» Task to carry out: Everything from the line with "Read this page and output its text content." through the last line of the records below should be copied exactly, both ends included.

++++ Supplied data ++++

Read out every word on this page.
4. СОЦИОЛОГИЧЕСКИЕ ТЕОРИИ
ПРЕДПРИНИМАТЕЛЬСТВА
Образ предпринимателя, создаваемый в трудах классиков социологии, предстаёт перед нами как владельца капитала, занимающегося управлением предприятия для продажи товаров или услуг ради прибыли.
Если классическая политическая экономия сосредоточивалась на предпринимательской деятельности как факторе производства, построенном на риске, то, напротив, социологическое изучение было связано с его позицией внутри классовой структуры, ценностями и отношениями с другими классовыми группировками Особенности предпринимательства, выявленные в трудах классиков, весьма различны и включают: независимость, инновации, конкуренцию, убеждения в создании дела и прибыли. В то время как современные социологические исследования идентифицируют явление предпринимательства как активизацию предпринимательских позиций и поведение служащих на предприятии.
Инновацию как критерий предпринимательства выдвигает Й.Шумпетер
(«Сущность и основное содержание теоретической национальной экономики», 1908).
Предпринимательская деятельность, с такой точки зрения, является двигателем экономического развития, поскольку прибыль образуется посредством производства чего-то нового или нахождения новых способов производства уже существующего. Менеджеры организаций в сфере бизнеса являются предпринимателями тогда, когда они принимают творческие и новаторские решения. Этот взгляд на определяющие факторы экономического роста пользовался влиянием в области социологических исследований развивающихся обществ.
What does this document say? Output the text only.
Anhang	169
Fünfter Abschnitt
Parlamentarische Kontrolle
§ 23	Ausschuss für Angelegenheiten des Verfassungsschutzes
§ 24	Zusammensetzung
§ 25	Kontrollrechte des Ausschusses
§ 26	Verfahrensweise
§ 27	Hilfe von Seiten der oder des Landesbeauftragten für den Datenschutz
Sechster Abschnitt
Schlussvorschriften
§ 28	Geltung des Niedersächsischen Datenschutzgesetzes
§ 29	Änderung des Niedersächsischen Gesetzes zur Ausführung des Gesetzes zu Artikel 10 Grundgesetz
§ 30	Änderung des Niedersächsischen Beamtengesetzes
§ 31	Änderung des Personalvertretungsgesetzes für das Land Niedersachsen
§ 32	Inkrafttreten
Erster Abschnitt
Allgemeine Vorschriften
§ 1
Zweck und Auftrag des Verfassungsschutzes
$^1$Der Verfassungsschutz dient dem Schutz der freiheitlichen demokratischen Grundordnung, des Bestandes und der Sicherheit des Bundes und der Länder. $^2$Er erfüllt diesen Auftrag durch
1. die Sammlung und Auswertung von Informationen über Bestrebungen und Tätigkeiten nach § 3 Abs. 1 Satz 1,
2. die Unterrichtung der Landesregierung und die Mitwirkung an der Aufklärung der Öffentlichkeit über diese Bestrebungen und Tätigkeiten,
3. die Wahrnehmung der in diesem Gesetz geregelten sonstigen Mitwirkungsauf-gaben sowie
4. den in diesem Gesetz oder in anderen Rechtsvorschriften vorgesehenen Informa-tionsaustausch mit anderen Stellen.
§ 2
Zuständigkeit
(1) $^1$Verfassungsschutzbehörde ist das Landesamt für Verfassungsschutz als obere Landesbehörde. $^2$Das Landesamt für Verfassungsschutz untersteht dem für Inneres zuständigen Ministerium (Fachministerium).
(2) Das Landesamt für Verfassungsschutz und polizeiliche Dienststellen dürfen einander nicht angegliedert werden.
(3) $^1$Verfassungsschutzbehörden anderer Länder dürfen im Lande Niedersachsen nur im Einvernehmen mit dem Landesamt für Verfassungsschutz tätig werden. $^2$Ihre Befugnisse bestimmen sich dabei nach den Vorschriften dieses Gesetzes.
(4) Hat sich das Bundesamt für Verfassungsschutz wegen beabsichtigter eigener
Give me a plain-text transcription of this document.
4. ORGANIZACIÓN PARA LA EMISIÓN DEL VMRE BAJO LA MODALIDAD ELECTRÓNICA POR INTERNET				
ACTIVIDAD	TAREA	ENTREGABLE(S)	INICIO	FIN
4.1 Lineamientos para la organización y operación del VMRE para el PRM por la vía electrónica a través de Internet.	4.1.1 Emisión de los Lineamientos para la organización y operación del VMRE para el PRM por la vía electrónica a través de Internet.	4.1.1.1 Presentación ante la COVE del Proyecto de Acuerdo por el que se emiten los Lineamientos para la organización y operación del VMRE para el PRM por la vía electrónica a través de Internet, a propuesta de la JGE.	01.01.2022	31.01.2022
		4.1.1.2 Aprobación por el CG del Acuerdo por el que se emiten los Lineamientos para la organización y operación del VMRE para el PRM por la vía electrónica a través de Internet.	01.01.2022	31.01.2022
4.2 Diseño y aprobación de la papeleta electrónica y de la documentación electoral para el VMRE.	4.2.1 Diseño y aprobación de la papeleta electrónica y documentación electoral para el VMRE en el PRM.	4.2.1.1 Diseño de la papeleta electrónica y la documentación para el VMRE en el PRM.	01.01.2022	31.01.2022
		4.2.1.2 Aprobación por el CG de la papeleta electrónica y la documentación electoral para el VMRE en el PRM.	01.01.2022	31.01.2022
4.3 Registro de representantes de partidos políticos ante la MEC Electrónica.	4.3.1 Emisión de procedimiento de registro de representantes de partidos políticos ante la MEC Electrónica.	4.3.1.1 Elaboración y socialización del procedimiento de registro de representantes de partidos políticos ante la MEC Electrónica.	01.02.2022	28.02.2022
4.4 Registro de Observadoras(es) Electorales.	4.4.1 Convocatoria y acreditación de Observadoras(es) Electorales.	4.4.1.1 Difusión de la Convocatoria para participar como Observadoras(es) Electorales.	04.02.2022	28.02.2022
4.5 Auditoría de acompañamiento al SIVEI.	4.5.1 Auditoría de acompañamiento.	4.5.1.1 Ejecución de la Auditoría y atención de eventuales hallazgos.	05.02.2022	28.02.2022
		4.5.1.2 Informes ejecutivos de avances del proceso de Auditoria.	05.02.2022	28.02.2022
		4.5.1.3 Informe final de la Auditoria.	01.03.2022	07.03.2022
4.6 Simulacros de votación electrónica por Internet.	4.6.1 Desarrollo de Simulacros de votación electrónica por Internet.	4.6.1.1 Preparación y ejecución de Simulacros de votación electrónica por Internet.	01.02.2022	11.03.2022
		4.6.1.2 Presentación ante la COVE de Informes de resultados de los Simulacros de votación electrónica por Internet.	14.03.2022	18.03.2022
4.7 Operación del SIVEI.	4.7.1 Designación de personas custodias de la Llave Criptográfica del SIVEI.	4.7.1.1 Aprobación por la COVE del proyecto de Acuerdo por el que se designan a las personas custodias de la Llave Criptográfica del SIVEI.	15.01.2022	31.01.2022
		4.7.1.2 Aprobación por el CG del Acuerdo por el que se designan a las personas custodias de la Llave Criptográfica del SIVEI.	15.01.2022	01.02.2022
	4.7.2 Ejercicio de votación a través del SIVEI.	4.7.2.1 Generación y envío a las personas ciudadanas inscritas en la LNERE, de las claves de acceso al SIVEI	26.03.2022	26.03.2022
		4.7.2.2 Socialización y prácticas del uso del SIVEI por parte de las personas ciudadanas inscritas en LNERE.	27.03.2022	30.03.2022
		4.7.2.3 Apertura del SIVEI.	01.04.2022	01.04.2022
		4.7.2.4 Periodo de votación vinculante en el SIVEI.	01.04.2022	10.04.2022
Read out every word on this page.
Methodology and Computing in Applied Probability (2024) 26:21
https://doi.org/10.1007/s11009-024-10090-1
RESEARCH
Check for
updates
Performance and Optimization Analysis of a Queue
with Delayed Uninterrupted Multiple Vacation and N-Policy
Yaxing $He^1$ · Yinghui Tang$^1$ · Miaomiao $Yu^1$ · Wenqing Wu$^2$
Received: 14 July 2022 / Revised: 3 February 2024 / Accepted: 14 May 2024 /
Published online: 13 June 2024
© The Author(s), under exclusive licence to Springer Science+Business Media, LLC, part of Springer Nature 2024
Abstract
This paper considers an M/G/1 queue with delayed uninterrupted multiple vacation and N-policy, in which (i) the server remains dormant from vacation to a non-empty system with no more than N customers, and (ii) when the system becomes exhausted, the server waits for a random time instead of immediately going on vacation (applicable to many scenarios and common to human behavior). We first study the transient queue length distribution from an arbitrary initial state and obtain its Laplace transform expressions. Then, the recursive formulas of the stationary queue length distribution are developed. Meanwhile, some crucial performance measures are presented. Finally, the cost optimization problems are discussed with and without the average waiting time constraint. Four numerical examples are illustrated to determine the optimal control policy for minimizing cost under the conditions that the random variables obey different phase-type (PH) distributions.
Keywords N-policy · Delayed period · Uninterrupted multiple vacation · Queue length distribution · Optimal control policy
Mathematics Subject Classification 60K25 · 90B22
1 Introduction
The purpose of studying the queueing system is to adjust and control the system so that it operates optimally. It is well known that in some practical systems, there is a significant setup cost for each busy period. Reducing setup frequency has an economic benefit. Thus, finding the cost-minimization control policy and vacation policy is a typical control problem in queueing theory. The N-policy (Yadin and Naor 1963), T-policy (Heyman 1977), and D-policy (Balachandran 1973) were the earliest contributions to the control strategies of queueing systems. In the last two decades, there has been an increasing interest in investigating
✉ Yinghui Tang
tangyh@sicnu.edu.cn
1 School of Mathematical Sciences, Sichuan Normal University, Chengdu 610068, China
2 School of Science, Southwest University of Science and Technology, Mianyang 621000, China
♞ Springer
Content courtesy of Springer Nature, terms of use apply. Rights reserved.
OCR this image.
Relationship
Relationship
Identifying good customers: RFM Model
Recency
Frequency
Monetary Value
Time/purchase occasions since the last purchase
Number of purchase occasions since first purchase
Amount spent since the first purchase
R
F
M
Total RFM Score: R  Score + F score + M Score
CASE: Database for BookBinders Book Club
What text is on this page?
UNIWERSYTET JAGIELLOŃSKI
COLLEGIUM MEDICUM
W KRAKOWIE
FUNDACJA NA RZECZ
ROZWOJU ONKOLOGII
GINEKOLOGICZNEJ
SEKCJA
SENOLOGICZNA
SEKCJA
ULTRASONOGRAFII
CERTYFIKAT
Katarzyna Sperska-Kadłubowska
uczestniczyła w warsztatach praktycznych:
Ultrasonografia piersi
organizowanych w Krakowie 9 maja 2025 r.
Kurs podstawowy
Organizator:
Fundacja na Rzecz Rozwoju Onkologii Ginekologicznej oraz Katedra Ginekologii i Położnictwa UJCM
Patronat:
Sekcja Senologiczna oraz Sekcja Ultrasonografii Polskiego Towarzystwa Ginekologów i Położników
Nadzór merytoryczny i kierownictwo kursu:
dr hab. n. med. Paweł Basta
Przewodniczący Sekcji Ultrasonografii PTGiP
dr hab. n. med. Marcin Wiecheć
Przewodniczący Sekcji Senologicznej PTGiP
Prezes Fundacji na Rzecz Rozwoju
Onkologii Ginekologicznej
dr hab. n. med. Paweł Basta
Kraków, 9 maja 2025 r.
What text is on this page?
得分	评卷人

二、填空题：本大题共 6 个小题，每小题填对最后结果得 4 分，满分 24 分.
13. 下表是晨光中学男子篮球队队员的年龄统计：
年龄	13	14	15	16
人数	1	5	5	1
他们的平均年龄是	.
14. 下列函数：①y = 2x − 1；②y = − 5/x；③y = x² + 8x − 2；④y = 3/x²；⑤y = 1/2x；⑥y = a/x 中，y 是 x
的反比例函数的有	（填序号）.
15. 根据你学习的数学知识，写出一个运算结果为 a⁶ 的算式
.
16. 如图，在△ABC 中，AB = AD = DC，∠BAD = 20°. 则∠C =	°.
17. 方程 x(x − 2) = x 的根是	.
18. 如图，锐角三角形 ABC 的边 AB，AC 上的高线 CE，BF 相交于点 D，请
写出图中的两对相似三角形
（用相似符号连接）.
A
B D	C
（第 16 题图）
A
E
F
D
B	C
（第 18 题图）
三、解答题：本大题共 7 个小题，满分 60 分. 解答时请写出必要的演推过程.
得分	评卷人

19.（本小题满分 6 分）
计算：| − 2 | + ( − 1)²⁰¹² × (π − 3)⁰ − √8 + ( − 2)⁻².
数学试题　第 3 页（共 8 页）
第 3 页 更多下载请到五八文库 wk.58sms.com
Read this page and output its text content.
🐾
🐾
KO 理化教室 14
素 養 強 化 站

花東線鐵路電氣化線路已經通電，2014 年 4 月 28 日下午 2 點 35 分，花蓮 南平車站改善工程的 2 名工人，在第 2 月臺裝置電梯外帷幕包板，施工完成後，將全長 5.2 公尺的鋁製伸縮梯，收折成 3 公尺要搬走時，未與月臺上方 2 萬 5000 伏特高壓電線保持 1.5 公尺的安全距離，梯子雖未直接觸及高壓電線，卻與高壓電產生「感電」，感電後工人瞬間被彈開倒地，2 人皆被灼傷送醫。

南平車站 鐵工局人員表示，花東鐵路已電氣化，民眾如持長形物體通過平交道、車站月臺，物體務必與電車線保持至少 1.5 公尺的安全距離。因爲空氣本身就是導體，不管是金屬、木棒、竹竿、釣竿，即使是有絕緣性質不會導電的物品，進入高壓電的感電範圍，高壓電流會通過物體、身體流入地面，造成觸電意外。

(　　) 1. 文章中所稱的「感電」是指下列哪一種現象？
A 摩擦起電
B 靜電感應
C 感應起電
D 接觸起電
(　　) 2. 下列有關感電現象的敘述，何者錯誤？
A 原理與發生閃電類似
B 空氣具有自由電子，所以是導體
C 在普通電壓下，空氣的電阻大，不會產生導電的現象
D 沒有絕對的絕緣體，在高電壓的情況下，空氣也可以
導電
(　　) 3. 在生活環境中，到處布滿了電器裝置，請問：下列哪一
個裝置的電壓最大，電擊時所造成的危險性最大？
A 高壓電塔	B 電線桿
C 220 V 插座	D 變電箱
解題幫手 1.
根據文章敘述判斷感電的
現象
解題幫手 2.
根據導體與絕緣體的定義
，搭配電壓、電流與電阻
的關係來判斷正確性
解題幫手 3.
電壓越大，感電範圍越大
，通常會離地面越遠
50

++++

» Completed exercise:
Read this page and output its text content.
🐾
🐾
KO 理化教室 14
素 養 強 化 站

花東線鐵路電氣化線路已經通電，2014 年 4 月 28 日下午 2 點 35 分，花蓮 南平車站改善工程的 2 名工人，在第 2 月臺裝置電梯外帷幕包板，施工完成後，將全長 5.2 公尺的鋁製伸縮梯，收折成 3 公尺要搬走時，未與月臺上方 2 萬 5000 伏特高壓電線保持 1.5 公尺的安全距離，梯子雖未直接觸及高壓電線，卻與高壓電產生「感電」，感電後工人瞬間被彈開倒地，2 人皆被灼傷送醫。

南平車站 鐵工局人員表示，花東鐵路已電氣化，民眾如持長形物體通過平交道、車站月臺，物體務必與電車線保持至少 1.5 公尺的安全距離。因爲空氣本身就是導體，不管是金屬、木棒、竹竿、釣竿，即使是有絕緣性質不會導電的物品，進入高壓電的感電範圍，高壓電流會通過物體、身體流入地面，造成觸電意外。

(　　) 1. 文章中所稱的「感電」是指下列哪一種現象？
A 摩擦起電
B 靜電感應
C 感應起電
D 接觸起電
(　　) 2. 下列有關感電現象的敘述，何者錯誤？
A 原理與發生閃電類似
B 空氣具有自由電子，所以是導體
C 在普通電壓下，空氣的電阻大，不會產生導電的現象
D 沒有絕對的絕緣體，在高電壓的情況下，空氣也可以
導電
(　　) 3. 在生活環境中，到處布滿了電器裝置，請問：下列哪一
個裝置的電壓最大，電擊時所造成的危險性最大？
A 高壓電塔	B 電線桿
C 220 V 插座	D 變電箱
解題幫手 1.
根據文章敘述判斷感電的
現象
解題幫手 2.
根據導體與絕緣體的定義
，搭配電壓、電流與電阻
的關係來判斷正確性
解題幫手 3.
電壓越大，感電範圍越大
，通常會離地面越遠
50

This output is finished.